→ Stated task
Using the data below, copy every line that contains the word "fraction".

→ Dataset rows

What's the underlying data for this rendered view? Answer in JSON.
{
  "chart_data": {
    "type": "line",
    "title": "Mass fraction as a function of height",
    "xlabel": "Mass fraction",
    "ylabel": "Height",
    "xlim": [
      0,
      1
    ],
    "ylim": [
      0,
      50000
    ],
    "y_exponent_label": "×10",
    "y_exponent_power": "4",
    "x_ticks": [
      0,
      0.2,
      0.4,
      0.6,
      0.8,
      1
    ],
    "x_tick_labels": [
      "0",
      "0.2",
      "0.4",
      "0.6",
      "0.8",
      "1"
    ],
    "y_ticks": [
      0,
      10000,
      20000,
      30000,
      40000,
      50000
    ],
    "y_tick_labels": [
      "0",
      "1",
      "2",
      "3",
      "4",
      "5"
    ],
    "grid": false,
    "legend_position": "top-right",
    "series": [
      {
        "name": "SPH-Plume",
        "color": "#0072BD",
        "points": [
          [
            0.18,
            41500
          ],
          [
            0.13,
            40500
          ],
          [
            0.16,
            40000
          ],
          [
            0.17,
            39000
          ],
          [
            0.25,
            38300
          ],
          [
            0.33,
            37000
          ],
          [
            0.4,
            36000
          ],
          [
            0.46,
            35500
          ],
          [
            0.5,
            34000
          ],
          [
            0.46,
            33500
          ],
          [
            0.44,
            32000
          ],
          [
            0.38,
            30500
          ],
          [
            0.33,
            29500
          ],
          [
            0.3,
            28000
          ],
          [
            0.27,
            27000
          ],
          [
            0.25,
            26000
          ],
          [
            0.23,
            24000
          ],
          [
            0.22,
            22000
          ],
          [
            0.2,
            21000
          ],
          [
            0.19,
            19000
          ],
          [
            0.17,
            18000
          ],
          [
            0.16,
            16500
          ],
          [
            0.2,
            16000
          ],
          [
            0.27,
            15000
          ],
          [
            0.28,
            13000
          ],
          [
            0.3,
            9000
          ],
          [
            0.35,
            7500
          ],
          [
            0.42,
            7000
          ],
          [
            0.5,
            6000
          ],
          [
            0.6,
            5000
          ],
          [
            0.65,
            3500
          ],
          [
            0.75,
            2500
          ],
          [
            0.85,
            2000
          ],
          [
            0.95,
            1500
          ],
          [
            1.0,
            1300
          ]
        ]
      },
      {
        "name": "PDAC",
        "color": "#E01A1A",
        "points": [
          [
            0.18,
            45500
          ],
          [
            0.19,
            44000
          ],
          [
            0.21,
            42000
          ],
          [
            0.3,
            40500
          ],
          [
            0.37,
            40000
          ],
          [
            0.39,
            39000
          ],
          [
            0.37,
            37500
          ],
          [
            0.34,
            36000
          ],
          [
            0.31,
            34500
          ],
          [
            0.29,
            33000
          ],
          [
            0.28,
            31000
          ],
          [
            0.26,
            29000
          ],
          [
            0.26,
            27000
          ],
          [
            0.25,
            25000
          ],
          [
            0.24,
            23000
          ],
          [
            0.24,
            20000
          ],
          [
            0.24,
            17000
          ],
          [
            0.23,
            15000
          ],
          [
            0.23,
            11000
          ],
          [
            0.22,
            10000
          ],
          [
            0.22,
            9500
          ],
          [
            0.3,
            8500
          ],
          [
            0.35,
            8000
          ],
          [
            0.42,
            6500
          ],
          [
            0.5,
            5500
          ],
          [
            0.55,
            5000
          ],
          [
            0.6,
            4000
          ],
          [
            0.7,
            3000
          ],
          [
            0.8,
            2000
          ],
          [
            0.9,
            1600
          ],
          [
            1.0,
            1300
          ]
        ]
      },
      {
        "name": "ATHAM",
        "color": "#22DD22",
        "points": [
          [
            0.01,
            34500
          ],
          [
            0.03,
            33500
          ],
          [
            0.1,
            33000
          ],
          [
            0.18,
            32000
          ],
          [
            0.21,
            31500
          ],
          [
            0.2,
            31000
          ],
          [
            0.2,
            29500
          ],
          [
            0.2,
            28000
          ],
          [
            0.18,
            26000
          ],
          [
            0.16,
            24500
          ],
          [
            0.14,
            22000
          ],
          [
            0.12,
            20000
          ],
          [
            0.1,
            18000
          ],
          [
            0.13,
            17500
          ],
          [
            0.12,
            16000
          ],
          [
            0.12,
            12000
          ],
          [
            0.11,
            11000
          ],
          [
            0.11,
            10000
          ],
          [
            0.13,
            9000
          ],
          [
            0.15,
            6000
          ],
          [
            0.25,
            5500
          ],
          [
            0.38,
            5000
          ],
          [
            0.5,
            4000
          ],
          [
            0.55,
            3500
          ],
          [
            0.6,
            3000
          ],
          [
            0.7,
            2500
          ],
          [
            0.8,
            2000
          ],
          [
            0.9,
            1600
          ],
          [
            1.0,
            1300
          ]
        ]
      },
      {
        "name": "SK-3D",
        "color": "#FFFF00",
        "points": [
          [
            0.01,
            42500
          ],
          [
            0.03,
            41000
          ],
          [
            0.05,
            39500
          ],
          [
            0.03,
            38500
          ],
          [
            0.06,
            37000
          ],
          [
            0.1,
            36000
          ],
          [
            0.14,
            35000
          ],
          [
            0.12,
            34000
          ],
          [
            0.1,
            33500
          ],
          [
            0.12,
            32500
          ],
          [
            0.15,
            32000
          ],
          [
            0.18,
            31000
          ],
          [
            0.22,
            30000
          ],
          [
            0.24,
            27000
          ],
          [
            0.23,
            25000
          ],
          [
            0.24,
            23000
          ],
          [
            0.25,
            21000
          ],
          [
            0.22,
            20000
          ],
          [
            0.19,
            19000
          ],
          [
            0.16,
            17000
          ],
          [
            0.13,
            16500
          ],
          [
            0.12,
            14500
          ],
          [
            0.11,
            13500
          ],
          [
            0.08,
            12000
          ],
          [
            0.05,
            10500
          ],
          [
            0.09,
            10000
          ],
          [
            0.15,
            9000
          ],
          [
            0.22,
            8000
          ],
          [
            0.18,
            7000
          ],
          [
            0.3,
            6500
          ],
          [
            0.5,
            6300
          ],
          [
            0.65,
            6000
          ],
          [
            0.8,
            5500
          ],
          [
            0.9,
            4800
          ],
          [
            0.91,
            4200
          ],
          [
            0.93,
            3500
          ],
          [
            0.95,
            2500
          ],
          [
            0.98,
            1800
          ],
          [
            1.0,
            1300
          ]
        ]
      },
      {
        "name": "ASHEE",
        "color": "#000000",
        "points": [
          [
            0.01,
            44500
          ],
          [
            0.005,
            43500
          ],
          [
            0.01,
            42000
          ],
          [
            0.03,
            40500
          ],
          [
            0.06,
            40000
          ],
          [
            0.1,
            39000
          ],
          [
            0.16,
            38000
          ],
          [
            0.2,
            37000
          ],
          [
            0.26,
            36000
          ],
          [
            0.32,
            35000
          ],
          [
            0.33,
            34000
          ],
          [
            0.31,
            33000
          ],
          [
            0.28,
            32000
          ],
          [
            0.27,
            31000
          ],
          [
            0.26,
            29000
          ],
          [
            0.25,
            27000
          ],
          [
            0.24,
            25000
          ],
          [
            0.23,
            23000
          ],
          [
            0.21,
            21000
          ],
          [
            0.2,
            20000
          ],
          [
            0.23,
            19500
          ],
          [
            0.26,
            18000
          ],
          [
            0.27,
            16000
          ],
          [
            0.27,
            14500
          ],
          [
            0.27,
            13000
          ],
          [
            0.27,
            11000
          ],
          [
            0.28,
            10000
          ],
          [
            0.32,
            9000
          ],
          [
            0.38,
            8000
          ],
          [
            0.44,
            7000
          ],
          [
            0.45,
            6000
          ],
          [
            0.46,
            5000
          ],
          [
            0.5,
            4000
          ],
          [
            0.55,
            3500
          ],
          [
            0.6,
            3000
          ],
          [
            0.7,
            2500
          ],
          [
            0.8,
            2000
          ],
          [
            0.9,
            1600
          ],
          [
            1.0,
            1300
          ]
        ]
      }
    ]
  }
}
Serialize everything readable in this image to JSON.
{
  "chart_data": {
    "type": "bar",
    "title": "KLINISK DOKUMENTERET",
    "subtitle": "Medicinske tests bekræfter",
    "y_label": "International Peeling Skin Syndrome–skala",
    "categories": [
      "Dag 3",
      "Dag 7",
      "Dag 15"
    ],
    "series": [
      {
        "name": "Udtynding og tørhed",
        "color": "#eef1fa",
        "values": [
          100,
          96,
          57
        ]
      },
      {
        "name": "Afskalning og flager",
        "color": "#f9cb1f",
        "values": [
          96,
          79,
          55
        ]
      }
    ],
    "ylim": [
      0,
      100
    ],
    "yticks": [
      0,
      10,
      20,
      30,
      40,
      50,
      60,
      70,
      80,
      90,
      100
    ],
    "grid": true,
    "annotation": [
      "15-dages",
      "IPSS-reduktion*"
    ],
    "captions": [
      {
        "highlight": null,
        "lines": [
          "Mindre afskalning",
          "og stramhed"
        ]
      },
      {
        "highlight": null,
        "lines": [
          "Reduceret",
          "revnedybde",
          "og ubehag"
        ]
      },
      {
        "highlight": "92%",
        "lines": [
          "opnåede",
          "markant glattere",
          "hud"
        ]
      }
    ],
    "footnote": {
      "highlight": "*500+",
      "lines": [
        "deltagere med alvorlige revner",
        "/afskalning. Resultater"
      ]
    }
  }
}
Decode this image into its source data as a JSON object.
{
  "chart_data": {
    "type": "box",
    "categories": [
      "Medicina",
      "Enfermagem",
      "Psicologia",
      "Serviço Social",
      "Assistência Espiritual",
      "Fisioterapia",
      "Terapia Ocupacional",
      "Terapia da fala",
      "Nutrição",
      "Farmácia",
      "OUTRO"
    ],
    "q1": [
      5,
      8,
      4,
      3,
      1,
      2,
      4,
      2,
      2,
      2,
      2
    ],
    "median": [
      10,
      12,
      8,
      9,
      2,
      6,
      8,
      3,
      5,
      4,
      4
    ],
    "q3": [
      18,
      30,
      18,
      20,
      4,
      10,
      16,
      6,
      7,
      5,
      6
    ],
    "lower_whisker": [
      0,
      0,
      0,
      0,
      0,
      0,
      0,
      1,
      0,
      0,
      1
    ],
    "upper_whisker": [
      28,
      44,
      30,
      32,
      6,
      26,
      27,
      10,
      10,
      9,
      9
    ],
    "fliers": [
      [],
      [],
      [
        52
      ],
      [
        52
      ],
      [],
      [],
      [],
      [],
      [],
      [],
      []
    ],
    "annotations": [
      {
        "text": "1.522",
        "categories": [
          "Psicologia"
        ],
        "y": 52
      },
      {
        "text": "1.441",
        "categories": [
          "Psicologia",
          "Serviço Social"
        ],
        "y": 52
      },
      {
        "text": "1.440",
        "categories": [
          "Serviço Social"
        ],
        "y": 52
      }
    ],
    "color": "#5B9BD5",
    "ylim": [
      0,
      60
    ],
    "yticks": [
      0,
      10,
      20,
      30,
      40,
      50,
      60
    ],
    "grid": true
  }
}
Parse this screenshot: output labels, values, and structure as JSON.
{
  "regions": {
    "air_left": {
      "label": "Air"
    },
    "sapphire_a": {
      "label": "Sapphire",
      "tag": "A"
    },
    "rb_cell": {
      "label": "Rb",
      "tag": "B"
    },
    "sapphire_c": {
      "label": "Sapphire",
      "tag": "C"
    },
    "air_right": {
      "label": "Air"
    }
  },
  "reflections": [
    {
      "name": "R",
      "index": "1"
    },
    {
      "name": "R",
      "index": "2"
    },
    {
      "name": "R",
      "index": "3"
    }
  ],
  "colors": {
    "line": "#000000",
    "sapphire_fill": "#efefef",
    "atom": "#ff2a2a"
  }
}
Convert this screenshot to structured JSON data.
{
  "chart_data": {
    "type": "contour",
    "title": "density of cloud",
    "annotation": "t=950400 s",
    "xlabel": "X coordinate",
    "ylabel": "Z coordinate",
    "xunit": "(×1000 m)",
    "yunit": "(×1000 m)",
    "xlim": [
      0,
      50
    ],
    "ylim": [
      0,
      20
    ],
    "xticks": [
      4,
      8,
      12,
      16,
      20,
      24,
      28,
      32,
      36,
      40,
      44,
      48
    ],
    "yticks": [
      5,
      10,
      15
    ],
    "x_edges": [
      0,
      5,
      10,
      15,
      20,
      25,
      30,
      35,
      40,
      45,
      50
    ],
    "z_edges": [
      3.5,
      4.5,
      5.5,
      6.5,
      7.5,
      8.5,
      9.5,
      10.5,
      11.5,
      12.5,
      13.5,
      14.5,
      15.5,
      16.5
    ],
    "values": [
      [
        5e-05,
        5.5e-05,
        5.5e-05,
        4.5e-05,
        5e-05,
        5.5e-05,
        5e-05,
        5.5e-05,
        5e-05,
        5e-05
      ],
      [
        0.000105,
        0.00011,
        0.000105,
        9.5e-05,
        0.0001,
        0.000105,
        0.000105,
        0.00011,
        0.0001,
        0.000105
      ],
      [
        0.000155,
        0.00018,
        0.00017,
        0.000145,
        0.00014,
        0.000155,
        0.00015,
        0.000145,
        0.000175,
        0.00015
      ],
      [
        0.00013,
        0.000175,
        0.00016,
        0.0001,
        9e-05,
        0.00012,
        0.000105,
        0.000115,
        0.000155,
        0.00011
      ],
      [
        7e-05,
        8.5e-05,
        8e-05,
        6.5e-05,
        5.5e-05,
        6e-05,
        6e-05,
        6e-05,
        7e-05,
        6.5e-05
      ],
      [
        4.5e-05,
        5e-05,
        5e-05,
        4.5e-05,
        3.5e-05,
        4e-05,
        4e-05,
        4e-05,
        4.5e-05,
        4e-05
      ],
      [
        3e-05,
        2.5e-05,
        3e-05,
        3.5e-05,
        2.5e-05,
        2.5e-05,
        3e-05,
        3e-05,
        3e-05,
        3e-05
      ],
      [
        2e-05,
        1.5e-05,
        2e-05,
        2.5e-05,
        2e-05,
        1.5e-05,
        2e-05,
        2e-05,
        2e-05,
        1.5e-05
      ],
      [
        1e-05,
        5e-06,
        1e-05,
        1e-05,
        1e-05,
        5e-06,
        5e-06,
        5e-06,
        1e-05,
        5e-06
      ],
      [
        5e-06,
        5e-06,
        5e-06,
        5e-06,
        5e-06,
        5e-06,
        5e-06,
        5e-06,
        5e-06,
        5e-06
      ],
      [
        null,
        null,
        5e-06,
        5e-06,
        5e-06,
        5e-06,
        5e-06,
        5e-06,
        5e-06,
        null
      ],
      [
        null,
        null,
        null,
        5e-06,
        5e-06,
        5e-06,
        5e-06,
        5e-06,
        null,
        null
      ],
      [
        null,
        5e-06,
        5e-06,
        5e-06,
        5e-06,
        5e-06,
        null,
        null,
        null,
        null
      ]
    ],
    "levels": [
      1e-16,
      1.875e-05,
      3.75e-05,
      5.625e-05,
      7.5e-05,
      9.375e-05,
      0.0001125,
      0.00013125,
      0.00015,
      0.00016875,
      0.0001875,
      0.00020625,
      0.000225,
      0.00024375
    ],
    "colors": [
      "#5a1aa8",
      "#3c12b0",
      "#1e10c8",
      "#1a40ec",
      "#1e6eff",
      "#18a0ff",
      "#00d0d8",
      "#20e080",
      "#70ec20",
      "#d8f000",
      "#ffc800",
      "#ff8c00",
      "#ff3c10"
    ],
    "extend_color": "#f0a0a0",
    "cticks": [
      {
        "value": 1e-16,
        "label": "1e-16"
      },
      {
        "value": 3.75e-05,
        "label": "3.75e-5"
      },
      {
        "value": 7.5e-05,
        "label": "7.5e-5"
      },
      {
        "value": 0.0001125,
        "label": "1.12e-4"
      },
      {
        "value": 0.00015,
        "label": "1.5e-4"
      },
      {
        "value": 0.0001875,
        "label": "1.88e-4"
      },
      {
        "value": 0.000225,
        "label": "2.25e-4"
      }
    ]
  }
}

→ Answer to the task
    "title": "Mass fraction as a function of height",
    "xlabel": "Mass fraction",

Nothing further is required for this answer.